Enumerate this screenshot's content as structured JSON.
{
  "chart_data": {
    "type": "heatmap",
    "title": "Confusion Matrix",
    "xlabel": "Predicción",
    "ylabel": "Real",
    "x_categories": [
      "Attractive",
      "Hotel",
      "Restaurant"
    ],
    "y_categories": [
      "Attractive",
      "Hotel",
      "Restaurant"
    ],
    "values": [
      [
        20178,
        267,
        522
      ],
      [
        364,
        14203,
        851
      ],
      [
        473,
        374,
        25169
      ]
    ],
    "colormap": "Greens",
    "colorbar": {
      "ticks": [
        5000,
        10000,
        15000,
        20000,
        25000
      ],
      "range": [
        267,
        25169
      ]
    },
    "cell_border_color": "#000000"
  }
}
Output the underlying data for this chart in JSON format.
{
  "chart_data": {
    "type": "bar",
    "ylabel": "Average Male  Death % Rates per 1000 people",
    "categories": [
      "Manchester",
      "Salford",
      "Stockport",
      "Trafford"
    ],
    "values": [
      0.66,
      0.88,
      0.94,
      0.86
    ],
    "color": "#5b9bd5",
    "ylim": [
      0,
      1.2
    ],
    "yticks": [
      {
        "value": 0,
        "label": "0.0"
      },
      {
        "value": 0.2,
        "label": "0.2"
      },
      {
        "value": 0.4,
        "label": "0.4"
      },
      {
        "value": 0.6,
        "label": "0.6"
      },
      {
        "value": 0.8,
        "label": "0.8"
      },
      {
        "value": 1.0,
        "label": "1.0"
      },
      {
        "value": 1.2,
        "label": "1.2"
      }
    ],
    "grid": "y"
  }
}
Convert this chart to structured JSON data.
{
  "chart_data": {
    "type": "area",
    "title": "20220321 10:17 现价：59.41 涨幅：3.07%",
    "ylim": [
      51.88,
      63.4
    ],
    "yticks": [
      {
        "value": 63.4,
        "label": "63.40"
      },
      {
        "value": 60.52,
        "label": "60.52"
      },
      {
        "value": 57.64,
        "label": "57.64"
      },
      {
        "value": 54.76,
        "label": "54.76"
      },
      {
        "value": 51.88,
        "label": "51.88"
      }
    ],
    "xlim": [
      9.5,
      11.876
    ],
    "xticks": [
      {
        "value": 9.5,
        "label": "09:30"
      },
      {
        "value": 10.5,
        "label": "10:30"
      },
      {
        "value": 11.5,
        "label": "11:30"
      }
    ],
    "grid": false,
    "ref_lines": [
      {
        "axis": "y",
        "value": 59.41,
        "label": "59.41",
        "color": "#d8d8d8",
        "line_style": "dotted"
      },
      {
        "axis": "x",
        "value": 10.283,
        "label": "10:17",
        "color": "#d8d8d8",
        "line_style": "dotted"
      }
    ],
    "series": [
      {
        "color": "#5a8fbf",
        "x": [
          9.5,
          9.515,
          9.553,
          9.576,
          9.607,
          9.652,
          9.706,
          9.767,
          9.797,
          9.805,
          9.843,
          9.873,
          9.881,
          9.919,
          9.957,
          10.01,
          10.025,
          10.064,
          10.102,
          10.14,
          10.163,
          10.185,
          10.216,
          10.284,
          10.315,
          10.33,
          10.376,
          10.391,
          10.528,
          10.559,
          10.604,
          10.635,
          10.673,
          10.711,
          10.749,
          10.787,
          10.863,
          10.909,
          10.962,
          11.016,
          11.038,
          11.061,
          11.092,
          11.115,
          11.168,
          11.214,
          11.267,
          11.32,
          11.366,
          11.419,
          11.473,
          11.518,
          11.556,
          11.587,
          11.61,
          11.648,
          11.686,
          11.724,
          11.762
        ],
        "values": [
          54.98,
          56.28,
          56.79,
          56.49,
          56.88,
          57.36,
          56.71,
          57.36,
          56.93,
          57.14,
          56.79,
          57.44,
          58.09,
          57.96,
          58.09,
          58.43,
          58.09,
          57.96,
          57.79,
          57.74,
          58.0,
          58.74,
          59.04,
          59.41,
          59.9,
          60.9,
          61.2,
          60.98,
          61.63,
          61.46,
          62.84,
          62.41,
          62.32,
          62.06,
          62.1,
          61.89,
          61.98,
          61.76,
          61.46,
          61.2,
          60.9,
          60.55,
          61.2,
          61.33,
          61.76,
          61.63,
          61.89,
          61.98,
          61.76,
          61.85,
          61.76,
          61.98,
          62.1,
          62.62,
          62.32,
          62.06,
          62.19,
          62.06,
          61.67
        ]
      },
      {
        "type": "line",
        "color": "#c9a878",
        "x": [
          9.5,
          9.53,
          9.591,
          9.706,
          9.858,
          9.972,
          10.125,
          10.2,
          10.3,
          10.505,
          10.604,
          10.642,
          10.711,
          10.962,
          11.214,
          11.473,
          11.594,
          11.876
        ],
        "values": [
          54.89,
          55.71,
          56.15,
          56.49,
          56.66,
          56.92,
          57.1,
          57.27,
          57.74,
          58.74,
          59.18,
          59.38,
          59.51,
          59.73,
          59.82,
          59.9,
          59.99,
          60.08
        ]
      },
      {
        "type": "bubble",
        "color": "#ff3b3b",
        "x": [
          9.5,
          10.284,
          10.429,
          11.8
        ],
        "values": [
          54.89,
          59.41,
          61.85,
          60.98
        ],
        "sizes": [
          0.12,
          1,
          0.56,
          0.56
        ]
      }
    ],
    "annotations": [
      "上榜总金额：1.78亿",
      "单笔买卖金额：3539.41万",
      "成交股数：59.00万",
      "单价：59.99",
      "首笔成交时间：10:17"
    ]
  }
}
★ ★ ★ ★ ★ ★ ★
# What to produce
Repeat the data verbatim.

# Answer in full
Enumerate this screenshot's content as structured JSON.
{
  "chart_data": {
    "type": "heatmap",
    "title": "Confusion Matrix",
    "xlabel": "Predicción",
    "ylabel": "Real",
    "x_categories": [
      "Attractive",
      "Hotel",
      "Restaurant"
    ],
    "y_categories": [
      "Attractive",
      "Hotel",
      "Restaurant"
    ],
    "values": [
      [
        20178,
        267,
        522
      ],
      [
        364,
        14203,
        851
      ],
      [
        473,
        374,
        25169
      ]
    ],
    "colormap": "Greens",
    "colorbar": {
      "ticks": [
        5000,
        10000,
        15000,
        20000,
        25000
      ],
      "range": [
        267,
        25169
      ]
    },
    "cell_border_color": "#000000"
  }
}
Output the underlying data for this chart in JSON format.
{
  "chart_data": {
    "type": "bar",
    "ylabel": "Average Male  Death % Rates per 1000 people",
    "categories": [
      "Manchester",
      "Salford",
      "Stockport",
      "Trafford"
    ],
    "values": [
      0.66,
      0.88,
      0.94,
      0.86
    ],
    "color": "#5b9bd5",
    "ylim": [
      0,
      1.2
    ],
    "yticks": [
      {
        "value": 0,
        "label": "0.0"
      },
      {
        "value": 0.2,
        "label": "0.2"
      },
      {
        "value": 0.4,
        "label": "0.4"
      },
      {
        "value": 0.6,
        "label": "0.6"
      },
      {
        "value": 0.8,
        "label": "0.8"
      },
      {
        "value": 1.0,
        "label": "1.0"
      },
      {
        "value": 1.2,
        "label": "1.2"
      }
    ],
    "grid": "y"
  }
}
Convert this chart to structured JSON data.
{
  "chart_data": {
    "type": "area",
    "title": "20220321 10:17 现价：59.41 涨幅：3.07%",
    "ylim": [
      51.88,
      63.4
    ],
    "yticks": [
      {
        "value": 63.4,
        "label": "63.40"
      },
      {
        "value": 60.52,
        "label": "60.52"
      },
      {
        "value": 57.64,
        "label": "57.64"
      },
      {
        "value": 54.76,
        "label": "54.76"
      },
      {
        "value": 51.88,
        "label": "51.88"
      }
    ],
    "xlim": [
      9.5,
      11.876
    ],
    "xticks": [
      {
        "value": 9.5,
        "label": "09:30"
      },
      {
        "value": 10.5,
        "label": "10:30"
      },
      {
        "value": 11.5,
        "label": "11:30"
      }
    ],
    "grid": false,
    "ref_lines": [
      {
        "axis": "y",
        "value": 59.41,
        "label": "59.41",
        "color": "#d8d8d8",
        "line_style": "dotted"
      },
      {
        "axis": "x",
        "value": 10.283,
        "label": "10:17",
        "color": "#d8d8d8",
        "line_style": "dotted"
      }
    ],
    "series": [
      {
        "color": "#5a8fbf",
        "x": [
          9.5,
          9.515,
          9.553,
          9.576,
          9.607,
          9.652,
          9.706,
          9.767,
          9.797,
          9.805,
          9.843,
          9.873,
          9.881,
          9.919,
          9.957,
          10.01,
          10.025,
          10.064,
          10.102,
          10.14,
          10.163,
          10.185,
          10.216,
          10.284,
          10.315,
          10.33,
          10.376,
          10.391,
          10.528,
          10.559,
          10.604,
          10.635,
          10.673,
          10.711,
          10.749,
          10.787,
          10.863,
          10.909,
          10.962,
          11.016,
          11.038,
          11.061,
          11.092,
          11.115,
          11.168,
          11.214,
          11.267,
          11.32,
          11.366,
          11.419,
          11.473,
          11.518,
          11.556,
          11.587,
          11.61,
          11.648,
          11.686,
          11.724,
          11.762
        ],
        "values": [
          54.98,
          56.28,
          56.79,
          56.49,
          56.88,
          57.36,
          56.71,
          57.36,
          56.93,
          57.14,
          56.79,
          57.44,
          58.09,
          57.96,
          58.09,
          58.43,
          58.09,
          57.96,
          57.79,
          57.74,
          58.0,
          58.74,
          59.04,
          59.41,
          59.9,
          60.9,
          61.2,
          60.98,
          61.63,
          61.46,
          62.84,
          62.41,
          62.32,
          62.06,
          62.1,
          61.89,
          61.98,
          61.76,
          61.46,
          61.2,
          60.9,
          60.55,
          61.2,
          61.33,
          61.76,
          61.63,
          61.89,
          61.98,
          61.76,
          61.85,
          61.76,
          61.98,
          62.1,
          62.62,
          62.32,
          62.06,
          62.19,
          62.06,
          61.67
        ]
      },
      {
        "type": "line",
        "color": "#c9a878",
        "x": [
          9.5,
          9.53,
          9.591,
          9.706,
          9.858,
          9.972,
          10.125,
          10.2,
          10.3,
          10.505,
          10.604,
          10.642,
          10.711,
          10.962,
          11.214,
          11.473,
          11.594,
          11.876
        ],
        "values": [
          54.89,
          55.71,
          56.15,
          56.49,
          56.66,
          56.92,
          57.1,
          57.27,
          57.74,
          58.74,
          59.18,
          59.38,
          59.51,
          59.73,
          59.82,
          59.9,
          59.99,
          60.08
        ]
      },
      {
        "type": "bubble",
        "color": "#ff3b3b",
        "x": [
          9.5,
          10.284,
          10.429,
          11.8
        ],
        "values": [
          54.89,
          59.41,
          61.85,
          60.98
        ],
        "sizes": [
          0.12,
          1,
          0.56,
          0.56
        ]
      }
    ],
    "annotations": [
      "上榜总金额：1.78亿",
      "单笔买卖金额：3539.41万",
      "成交股数：59.00万",
      "单价：59.99",
      "首笔成交时间：10:17"
    ]
  }
}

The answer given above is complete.